**Task requirements**
All of the data needs to be repeated exactly.

**Raw records**
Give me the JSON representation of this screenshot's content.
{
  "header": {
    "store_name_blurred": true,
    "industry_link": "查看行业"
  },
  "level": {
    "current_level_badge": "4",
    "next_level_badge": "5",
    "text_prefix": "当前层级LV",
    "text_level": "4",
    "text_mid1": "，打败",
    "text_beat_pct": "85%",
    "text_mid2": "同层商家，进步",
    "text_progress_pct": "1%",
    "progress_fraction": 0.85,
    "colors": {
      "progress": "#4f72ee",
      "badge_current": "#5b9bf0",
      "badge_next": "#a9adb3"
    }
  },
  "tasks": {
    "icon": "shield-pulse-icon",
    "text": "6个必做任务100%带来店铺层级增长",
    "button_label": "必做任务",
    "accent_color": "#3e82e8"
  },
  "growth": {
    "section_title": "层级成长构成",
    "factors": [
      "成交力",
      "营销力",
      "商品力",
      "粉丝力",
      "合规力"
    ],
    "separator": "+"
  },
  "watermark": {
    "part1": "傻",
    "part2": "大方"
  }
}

**Solution to this task**
Give me the JSON representation of this screenshot's content.
{
  "header": {
    "store_name_blurred": true,
    "industry_link": "查看行业"
  },
  "level": {
    "current_level_badge": "4",
    "next_level_badge": "5",
    "text_prefix": "当前层级LV",
    "text_level": "4",
    "text_mid1": "，打败",
    "text_beat_pct": "85%",
    "text_mid2": "同层商家，进步",
    "text_progress_pct": "1%",
    "progress_fraction": 0.85,
    "colors": {
      "progress": "#4f72ee",
      "badge_current": "#5b9bf0",
      "badge_next": "#a9adb3"
    }
  },
  "tasks": {
    "icon": "shield-pulse-icon",
    "text": "6个必做任务100%带来店铺层级增长",
    "button_label": "必做任务",
    "accent_color": "#3e82e8"
  },
  "growth": {
    "section_title": "层级成长构成",
    "factors": [
      "成交力",
      "营销力",
      "商品力",
      "粉丝力",
      "合规力"
    ],
    "separator": "+"
  },
  "watermark": {
    "part1": "傻",
    "part2": "大方"
  }
}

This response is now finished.